Aim: For the data below, work out how many lines contain the word "name" and supply only that number.
**** Input ****
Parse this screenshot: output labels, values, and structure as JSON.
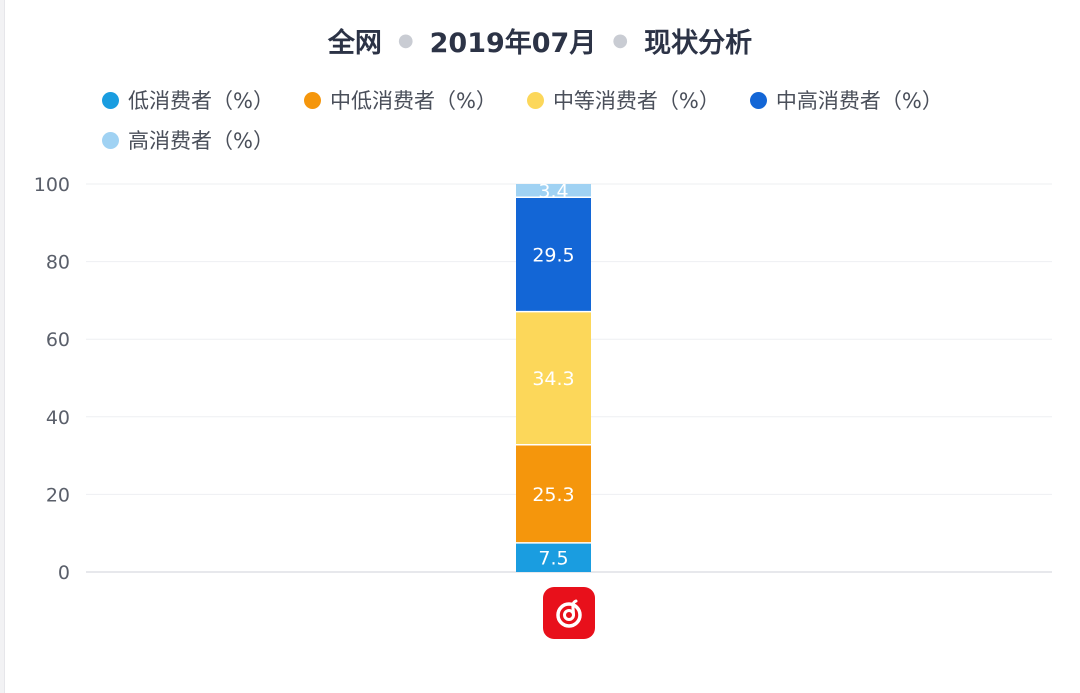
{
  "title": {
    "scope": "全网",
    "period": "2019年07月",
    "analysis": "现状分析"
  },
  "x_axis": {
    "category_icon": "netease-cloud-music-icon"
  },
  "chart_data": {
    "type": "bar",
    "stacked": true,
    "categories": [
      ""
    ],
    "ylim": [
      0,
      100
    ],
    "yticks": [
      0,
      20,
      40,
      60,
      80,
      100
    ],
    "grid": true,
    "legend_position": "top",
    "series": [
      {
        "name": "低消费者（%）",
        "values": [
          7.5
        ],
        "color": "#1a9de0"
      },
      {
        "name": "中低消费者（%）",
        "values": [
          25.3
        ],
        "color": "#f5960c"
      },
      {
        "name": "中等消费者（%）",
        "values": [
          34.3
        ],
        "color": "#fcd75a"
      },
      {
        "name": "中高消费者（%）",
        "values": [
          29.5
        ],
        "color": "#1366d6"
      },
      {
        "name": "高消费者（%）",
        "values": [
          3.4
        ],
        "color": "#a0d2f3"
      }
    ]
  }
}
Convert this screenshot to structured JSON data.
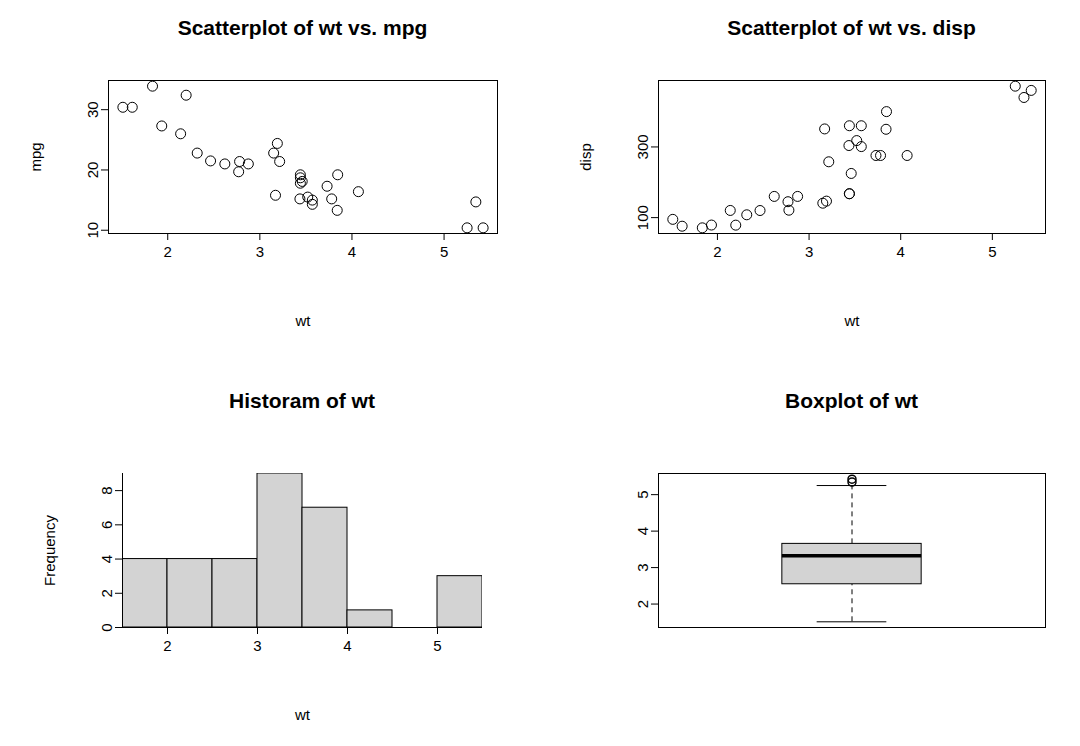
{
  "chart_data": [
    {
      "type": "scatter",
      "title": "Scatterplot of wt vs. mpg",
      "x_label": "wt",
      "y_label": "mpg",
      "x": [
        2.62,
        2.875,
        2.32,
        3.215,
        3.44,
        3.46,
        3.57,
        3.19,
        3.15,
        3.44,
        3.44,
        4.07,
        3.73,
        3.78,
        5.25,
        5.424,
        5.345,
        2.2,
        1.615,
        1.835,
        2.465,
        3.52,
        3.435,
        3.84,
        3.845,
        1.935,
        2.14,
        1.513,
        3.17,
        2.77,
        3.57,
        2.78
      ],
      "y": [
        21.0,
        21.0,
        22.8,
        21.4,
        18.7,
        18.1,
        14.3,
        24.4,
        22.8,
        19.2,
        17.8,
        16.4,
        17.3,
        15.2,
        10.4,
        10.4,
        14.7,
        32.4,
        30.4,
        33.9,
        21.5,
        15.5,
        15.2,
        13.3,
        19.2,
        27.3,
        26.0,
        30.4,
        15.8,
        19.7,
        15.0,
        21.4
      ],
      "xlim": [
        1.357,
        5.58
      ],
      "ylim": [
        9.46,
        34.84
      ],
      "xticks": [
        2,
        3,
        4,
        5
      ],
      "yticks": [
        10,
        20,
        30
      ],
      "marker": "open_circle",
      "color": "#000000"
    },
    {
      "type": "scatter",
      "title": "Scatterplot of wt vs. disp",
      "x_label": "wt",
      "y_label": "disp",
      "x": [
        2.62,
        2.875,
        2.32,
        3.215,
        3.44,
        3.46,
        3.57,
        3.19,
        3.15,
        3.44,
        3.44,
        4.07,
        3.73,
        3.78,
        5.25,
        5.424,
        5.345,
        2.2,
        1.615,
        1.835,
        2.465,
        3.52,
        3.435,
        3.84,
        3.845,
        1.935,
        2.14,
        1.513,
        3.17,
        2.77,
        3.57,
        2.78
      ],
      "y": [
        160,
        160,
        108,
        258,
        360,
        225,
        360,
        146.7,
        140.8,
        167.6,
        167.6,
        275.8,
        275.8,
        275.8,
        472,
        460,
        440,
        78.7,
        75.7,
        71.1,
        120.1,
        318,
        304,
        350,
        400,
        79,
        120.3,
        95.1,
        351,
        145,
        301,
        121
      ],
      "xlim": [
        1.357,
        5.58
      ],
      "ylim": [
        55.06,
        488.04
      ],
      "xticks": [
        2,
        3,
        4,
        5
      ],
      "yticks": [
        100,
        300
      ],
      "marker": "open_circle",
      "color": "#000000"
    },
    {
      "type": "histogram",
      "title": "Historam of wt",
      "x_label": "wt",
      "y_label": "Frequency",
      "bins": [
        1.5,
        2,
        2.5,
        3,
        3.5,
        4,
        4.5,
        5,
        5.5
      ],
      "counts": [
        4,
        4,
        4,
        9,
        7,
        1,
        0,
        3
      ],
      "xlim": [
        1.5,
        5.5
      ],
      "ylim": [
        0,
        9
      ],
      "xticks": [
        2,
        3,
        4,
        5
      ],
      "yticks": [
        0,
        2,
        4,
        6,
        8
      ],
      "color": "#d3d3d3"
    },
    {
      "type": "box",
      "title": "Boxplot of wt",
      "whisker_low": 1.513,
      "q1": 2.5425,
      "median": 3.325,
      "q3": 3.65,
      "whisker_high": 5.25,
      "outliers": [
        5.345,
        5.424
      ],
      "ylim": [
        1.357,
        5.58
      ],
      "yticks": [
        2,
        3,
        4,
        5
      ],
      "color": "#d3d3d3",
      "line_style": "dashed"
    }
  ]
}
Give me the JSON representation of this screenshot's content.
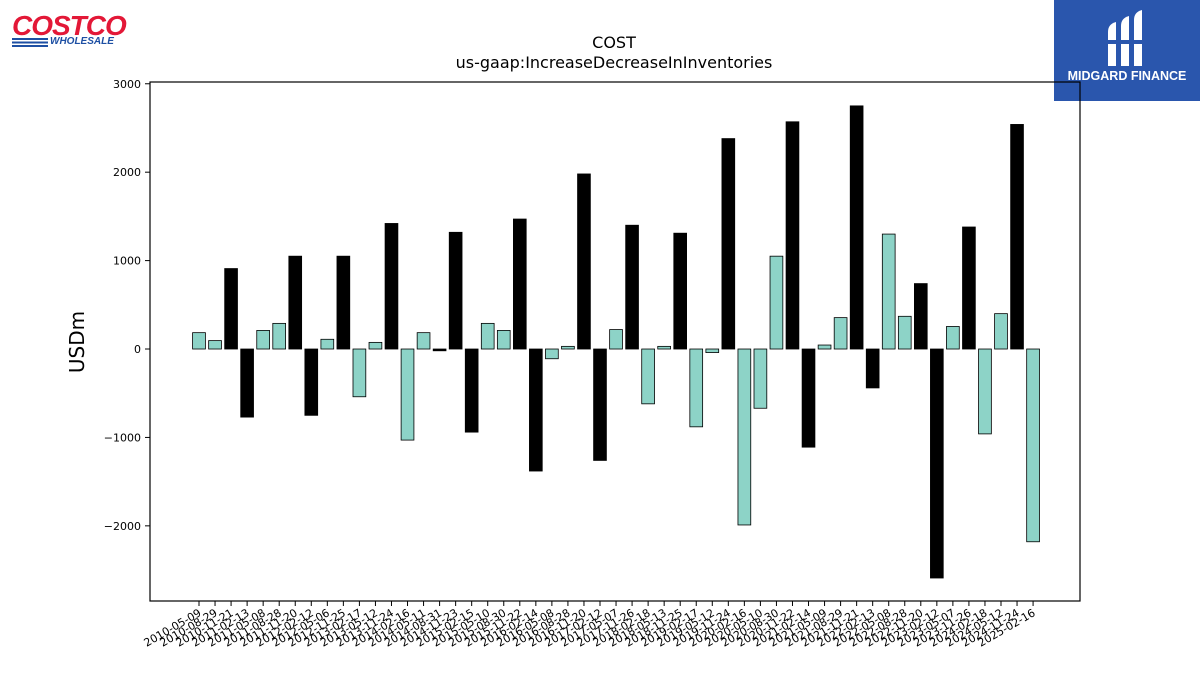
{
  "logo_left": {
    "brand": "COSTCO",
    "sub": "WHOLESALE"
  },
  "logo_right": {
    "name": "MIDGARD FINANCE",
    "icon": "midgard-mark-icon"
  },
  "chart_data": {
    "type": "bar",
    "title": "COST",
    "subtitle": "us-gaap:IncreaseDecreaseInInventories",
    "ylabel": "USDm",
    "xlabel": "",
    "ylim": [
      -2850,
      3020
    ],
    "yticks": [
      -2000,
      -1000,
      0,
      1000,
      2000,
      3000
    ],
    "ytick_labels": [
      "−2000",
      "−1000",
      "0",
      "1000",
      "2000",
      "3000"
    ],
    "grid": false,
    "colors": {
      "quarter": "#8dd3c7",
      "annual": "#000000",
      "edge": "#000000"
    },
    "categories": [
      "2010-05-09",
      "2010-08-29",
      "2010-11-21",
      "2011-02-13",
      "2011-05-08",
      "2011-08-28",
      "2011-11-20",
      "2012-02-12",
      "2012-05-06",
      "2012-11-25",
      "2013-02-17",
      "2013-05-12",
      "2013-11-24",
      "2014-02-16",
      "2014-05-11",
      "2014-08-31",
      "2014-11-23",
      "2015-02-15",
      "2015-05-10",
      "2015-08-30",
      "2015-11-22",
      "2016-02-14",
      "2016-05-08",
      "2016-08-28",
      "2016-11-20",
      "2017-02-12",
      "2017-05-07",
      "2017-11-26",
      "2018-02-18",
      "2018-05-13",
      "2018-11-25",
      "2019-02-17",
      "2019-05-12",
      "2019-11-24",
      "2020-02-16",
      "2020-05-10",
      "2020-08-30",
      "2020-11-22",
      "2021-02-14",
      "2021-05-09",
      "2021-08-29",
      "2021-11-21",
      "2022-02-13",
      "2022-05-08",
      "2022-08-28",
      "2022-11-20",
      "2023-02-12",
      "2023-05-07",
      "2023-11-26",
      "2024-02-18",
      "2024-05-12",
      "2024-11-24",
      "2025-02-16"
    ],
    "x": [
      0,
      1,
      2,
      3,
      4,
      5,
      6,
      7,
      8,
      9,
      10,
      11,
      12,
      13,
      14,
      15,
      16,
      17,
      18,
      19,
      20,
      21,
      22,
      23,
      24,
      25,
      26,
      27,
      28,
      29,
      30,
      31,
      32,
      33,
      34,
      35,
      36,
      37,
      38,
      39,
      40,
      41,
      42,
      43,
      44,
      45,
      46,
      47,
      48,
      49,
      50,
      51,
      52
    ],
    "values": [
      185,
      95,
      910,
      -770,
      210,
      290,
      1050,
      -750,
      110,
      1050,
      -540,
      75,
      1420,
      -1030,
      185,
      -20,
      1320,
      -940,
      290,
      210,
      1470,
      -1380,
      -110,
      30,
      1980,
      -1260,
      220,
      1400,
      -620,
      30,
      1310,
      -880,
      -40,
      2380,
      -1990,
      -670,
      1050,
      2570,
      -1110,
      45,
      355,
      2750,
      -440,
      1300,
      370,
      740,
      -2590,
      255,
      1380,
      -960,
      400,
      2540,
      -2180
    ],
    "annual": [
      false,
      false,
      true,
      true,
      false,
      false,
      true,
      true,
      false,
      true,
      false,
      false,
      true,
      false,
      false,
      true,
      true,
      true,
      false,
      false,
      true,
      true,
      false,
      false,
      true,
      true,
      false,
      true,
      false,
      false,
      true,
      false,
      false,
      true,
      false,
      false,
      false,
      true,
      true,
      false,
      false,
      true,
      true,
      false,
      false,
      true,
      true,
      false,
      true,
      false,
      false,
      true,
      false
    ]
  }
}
****
The result: 6